<<<<
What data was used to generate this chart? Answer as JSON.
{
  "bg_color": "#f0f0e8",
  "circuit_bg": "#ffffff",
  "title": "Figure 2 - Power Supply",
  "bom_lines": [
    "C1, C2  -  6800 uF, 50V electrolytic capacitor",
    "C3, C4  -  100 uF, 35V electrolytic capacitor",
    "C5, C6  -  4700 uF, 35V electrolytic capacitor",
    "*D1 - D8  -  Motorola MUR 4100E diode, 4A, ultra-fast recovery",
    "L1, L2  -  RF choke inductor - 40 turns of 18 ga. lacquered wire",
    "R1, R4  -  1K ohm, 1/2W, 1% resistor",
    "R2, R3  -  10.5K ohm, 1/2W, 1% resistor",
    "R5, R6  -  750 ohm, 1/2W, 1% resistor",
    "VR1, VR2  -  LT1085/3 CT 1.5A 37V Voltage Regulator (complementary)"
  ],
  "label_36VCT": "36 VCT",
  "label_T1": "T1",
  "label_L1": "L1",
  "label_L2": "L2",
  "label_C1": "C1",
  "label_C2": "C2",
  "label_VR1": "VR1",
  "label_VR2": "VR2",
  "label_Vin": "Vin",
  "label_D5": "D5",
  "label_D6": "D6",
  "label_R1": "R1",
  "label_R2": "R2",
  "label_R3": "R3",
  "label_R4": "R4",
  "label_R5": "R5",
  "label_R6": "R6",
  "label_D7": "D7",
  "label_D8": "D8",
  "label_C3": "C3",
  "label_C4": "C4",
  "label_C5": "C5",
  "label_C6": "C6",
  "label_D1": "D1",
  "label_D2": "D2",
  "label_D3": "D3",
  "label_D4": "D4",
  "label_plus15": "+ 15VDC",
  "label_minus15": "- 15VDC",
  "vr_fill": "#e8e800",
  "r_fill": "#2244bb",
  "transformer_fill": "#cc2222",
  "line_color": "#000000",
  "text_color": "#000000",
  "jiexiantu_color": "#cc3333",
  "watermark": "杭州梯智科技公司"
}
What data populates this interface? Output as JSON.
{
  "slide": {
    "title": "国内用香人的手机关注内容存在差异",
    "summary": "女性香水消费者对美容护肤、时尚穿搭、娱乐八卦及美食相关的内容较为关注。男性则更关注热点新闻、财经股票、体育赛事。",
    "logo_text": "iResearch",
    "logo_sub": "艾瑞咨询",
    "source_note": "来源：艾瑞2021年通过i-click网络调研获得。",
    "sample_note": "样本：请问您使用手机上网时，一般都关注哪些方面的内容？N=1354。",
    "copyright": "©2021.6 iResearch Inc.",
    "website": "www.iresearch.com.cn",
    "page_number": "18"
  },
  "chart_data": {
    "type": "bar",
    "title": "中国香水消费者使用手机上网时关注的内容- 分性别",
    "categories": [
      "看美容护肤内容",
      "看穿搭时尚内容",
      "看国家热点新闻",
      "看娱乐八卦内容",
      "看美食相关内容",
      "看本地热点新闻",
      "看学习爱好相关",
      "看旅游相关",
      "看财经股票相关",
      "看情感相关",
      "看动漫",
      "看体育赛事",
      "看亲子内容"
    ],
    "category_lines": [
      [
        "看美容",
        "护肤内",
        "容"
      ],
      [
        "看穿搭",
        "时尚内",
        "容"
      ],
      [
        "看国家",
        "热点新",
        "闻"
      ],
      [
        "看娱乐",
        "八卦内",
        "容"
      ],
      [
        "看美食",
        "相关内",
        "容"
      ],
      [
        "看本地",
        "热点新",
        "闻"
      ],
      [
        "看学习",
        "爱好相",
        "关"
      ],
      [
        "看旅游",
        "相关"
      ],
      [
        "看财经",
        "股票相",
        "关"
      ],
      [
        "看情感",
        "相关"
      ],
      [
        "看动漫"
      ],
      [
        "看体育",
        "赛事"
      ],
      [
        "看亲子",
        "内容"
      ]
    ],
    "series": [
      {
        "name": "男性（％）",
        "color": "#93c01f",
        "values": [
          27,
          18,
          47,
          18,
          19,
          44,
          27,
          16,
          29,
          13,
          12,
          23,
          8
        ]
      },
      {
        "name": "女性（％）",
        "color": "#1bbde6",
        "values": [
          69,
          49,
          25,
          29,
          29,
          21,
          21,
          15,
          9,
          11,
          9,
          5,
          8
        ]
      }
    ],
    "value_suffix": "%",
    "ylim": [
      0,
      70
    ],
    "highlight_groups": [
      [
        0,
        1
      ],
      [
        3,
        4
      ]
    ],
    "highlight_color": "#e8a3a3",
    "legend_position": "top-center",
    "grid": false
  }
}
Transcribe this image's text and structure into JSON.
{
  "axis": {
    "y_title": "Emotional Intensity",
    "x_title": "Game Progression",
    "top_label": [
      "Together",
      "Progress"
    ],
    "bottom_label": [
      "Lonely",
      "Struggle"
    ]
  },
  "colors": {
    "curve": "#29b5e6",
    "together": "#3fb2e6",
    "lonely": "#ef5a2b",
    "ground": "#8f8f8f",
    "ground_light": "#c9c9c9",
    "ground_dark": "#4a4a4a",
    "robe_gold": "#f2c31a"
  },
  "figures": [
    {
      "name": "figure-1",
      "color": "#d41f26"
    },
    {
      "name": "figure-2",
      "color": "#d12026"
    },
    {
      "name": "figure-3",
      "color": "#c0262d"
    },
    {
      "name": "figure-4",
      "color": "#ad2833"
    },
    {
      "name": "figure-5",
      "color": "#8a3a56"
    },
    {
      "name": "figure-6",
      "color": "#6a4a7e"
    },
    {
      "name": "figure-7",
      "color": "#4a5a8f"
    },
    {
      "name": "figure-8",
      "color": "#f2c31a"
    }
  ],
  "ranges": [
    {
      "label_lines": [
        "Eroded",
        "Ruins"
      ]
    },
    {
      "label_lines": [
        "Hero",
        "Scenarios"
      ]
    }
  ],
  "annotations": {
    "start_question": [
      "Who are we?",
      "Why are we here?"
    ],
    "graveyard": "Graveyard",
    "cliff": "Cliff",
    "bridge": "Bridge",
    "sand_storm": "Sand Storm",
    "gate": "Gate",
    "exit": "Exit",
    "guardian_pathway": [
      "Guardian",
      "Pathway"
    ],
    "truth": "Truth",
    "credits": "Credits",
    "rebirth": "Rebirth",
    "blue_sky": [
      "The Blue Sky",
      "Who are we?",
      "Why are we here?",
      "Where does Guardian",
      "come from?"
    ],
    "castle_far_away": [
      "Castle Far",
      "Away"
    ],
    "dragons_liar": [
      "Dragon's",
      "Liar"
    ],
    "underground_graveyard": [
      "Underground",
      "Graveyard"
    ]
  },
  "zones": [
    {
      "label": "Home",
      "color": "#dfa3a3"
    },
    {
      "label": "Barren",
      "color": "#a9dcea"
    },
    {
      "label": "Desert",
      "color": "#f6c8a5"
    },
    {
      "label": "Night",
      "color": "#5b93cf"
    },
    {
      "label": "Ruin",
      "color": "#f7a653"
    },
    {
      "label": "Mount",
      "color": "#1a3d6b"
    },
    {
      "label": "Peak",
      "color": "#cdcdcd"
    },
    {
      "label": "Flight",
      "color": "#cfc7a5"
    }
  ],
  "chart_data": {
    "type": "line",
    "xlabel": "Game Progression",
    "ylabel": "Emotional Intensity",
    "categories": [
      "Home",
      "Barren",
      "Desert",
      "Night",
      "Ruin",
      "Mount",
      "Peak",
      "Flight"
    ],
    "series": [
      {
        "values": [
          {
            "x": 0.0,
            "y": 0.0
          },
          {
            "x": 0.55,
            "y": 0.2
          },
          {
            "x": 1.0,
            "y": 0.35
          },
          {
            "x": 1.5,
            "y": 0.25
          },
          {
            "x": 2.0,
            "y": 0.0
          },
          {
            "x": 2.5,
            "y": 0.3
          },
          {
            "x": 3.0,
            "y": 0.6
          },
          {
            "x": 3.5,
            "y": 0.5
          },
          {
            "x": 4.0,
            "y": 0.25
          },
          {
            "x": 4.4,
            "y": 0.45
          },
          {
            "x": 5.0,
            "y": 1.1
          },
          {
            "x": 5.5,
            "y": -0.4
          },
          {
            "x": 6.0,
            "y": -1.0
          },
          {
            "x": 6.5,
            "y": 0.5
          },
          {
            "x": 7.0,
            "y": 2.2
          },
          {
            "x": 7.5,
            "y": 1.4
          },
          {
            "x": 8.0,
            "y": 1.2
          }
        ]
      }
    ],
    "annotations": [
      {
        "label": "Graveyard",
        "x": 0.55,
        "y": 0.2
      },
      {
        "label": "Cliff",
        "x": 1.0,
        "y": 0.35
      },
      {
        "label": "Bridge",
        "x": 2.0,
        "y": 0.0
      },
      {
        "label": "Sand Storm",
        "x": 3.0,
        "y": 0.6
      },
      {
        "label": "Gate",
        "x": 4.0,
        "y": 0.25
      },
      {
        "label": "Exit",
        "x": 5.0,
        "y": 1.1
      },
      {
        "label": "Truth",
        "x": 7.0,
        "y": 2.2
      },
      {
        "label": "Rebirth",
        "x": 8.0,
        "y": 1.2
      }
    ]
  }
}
>>>>
State the count of lines holding the string "Storm" in the listing above, and nothing else.

## [Final result]
2